> _Estratto del testo_

========================

Se, invece, si considera la simulazione da un punto di vista culturale, le obiezioni sorgono quando si considera il contenuto di tale attività. Infatti, il prevalere, nell’epoca postmoderna, della simulazione sulla realtà è direttamente connesso al prevalere del gioco sulla serietà2 e, per questo stesso motivo, la simulazione è recepita a diversi livelli, non esclusi quelli “scientifici”, come attività di tipo minore associata allo svago e al gioco e i cui effetti rispetto a quelli dell’esperienza reale – seria - sono inutili, ingannevoli o decisamente nocivi.
Eppure molti sono oramai i campi di applicazione in cui la simulazione si è affermata come un elemento convertitore, attivatore e moltiplicatore di esperienza: dai simulatori di volo alla medical imaging, dall’e-learnig all’information visualization, dai laboratori scientifici ai musei e ai videogiochi. È fuori discussione che la mediazione tecnologica di uno schermo non possa riprodurre un’esperienza identica a quella reale, ma questo non significa che non ne produca affatto. Se l’esperienza è il risultato delle azioni di un soggetto, anzi, di un corpo che insieme ad altri corpi abita il mondo, è evidente come tale abitare non sia immutabile, bensì si trasformi sulla base di un processo evolutivo che produce una modificazione dell’esperienza. Come osserva Anne Sauvageot, in tale processo gli schemi percettivi sono destabilizzati e riconvertiti in modo da fare emergere nuovi rapporti con il corpo, con lo spazio e con il tempo (Sauvageot, 2003, pp. 159-178). Così, la guida di un’autovettura, l’uso del telefono – in particolare il cellulare – la fruizione della televisione, l’accesso al computer e, attraverso lo schermo, anche l’utilizzo della simulazione hanno permesso all’uomo contemporaneo di realizzare esperienze (un tempo impossibili) che hanno ridefinito in maniera continua l’organizzazione delle nostre percezioni e dei nostri sensi. Tuttavia, questa cauta apertura di credito nei confronti della simulazione è fortemente sbilanciata verso gli aspetti e le applicazioni cognitivi: vale a dire che la simulazione è legittima, giustificata, corretta, buona quando è uno strumento al servizio dei risultati della conoscenza e dello sviluppo scientifico. Una legittimità che si risolve nel proprio contrario quando la simulazione diventa lo strumento per produrre un tipo particolare di esperienza, quello legato alle emozioni. Inconciliabile con la sfera emotiva, la simulazione non è più sottoposta al vaglio di categorie conoscitive - il Vero - bensì a quello di categorie etiche – il Giusto. Ne deriva che la simulazione si trasforma in una forma di esperienza illegittima di cui vengono messi in evidenza gli aspetti negativi: dal momento che l’emozione è qualcosa di diretto, di impossibile a sottoporre a mediazione, essenzialmente qualcosa di buono, qualsiasi azione che non risponda a queste condizioni risulta artificiale o perniciosa, o peggio, prodotta sotto il segno dell’inganno volontario, quindi pericolosa.

========================

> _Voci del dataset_
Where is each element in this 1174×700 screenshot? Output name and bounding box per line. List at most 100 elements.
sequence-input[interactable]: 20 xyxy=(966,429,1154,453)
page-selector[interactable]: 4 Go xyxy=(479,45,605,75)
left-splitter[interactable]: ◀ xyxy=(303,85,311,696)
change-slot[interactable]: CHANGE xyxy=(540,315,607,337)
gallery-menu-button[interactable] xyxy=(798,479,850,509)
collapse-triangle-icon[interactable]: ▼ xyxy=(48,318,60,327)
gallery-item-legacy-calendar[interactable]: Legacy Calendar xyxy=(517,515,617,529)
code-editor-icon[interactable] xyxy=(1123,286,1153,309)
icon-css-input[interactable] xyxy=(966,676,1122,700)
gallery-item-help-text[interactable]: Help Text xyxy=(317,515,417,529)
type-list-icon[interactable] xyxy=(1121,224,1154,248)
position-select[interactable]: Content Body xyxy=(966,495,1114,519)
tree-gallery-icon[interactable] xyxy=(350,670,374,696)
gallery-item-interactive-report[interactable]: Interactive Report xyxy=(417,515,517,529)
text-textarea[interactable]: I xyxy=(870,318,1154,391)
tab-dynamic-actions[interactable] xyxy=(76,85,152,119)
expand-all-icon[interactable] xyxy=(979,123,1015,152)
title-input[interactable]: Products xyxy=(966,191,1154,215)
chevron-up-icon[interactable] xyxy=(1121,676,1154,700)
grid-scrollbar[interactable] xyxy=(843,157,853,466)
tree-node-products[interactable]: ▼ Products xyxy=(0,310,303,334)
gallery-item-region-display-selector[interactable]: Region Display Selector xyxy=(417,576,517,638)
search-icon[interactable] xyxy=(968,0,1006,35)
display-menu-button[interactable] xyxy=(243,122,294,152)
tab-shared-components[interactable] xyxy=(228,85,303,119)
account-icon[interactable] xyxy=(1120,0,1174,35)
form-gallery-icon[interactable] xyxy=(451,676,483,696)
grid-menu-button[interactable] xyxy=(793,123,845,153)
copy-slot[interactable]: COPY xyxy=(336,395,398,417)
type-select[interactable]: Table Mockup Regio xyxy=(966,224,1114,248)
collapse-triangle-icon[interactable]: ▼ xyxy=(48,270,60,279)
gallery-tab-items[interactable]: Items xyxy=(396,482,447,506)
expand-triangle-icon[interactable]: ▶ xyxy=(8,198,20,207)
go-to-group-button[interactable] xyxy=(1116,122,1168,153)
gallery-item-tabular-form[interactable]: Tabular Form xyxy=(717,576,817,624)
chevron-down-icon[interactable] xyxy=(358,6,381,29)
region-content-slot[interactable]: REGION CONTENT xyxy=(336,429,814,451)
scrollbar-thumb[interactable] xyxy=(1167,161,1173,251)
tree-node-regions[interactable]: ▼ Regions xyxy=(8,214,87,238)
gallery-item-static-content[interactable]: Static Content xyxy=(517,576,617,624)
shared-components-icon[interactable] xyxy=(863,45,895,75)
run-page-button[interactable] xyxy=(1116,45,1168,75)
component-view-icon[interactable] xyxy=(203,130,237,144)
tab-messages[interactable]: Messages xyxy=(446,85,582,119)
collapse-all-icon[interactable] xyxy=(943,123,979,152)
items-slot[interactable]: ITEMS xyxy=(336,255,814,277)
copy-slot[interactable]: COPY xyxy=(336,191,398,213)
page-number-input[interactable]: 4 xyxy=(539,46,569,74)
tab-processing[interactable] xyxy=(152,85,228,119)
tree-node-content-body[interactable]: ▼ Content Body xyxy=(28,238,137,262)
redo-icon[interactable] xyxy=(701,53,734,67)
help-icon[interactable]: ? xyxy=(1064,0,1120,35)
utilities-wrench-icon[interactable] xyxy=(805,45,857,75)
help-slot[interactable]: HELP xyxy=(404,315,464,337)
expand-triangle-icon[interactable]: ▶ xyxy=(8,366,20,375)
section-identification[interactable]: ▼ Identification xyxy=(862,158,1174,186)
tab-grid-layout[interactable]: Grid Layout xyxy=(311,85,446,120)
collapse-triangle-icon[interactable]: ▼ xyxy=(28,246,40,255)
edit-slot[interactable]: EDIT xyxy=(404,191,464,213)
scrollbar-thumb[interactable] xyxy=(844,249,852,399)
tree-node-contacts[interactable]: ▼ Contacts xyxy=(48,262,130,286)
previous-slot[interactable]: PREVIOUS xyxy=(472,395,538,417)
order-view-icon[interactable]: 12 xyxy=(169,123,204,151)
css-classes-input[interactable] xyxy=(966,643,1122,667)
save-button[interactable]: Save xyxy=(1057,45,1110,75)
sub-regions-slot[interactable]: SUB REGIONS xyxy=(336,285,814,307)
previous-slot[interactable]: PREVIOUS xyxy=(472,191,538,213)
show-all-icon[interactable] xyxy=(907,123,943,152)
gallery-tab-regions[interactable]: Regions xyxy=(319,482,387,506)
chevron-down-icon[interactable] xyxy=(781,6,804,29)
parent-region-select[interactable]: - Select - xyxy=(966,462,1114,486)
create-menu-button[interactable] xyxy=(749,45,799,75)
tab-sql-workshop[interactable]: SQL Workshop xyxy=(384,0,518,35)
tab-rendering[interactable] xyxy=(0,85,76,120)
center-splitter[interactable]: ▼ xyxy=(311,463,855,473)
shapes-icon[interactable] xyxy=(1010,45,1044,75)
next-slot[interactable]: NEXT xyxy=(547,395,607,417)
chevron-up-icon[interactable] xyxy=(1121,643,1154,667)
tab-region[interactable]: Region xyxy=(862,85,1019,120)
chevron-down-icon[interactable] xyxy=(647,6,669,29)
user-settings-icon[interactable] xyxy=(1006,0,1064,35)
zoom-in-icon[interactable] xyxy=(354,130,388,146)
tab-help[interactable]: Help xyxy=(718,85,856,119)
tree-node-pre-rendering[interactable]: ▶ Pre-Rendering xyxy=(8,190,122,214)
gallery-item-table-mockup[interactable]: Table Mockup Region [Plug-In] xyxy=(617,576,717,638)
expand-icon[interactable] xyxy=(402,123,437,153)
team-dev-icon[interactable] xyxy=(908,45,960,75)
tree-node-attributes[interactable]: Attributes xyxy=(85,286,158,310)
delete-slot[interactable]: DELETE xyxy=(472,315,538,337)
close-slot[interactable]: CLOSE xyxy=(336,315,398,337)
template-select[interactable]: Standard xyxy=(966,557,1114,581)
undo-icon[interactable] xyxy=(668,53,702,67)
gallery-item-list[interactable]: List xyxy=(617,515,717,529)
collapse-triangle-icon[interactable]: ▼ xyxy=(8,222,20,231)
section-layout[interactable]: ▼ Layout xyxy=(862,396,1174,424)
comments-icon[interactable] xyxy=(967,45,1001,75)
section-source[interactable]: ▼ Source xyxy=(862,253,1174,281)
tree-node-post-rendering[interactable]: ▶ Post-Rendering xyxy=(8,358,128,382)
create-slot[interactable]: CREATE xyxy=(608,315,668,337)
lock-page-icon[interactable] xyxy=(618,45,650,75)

========================

> _Domande_
A – Rispondi a queste domande sul brano sulla simulazione:
(i) A che cosa è direttamente connesso, nell'epoca postmoderna, il prevalere della simulazione sulla realtà?
(ii) Secondo Anne Sauvageot, che cosa accade agli schemi percettivi nel processo evolutivo dell'esperienza?
(iii) Al vaglio di quali categorie è sottoposta la simulazione quando diventa inconciliabile con la sfera emotiva?
B – In base al brano sulla simulazione, spiega perché la simulazione legata alle emozioni viene considerata artificiale, perniciosa o pericolosa.
C – Prosegui, per favore, il brano sulla simulazione dopo la sua ultima frase.
Le righe sono materiale separato dal brano sulla simulazione.

> _Risposte_
A –
(i) Al prevalere del gioco sulla serietà.
(ii) Sono destabilizzati e riconvertiti in modo da fare emergere nuovi rapporti con il corpo, con lo spazio e con il tempo.
(iii) Alle categorie etiche, cioè il Giusto, e non più a quelle conoscitive, cioè il Vero.

B – L'emozione è ritenuta qualcosa di diretto, che non si può sottoporre a mediazione, ed essenzialmente buono. Per questo qualsiasi azione che non risponda a queste condizioni, come la simulazione, risulta artificiale o perniciosa, oppure prodotta sotto il segno dell'inganno volontario e quindi pericolosa.

C –
In un solo caso questa negatività viene in parte riabilitata, ed è quello del gioco, al quale la simulazione è spesso assimilata, ma anche qui solo a certe condizioni. Infatti, come dimenticare che nella sua forma tecnologica più emblematica – il videogioco – l’unione di gioco e simulazione è spesso causa, secondo alcuni studi3, di disturbi del comportamento o di atteggiamenti asociali?

Tralasciando però questi eccessi, vale la pena di sottolineare la stretta relazione tra la cultura della simulazione e la dimensione ludica, riferita in particolare alle tecnologie informatiche. Infatti, attraverso lo schermo (di un videogioco, ma soprattutto di un computer), si possono compiere azioni virtuali i cui effetti materiali, cognitivi o affettivi sono estesi alla realtà. La virtualità che si esperisce attraverso questo processo consiste in una distanza dalla realtà che non ne implica la separazione, ma piuttosto un equilibrio paradossale. Nella fenomenologia della simulazione l’azione, che pur astrae dalle coordinate spazio-temporali della realtà, non si tramuta in irrealtà, ma,  invece, diventa deterritorializzata, capace di generare molteplici manifestazioni concrete, senza attivare un legame univoco con la realtà. Ciò implica una distanza che non recide tale legame, bensì lo riattiva e lo moltiplica. In maniera del tutto analoga, anche il gioco attiva la medesima struttura, infatti, anche il gioco è una distanza paradossale dalla realtà, la quale però si afferma come realtà del giocare, poiché ciò che è importante non è la sua apparenza, ma la sua distanza, vale a dire “una realtà con la quale riusciamo a tenere una distanza dalla realtà: un gioco appunto rispetto alla realtà comune, un allargamento e uno spazio che il gioco ci fa guadagnare rispetto ad essa” (Dal Lago, Rovatti, 1993, p.17).
La simulazione, quindi, considerata nei suoi diversi gradi e nelle sue diverse forme, è essenzialmente un gioco e diventa una forma privilegiata d’azione in cui la possibilità di agire oltre le restrizioni che la realtà fisica impone costituisce uno spazio non solo dell’esperienza ma anche dell’emozione in cui regole ritenute immutabili sono ridiscusse e rinegoziate.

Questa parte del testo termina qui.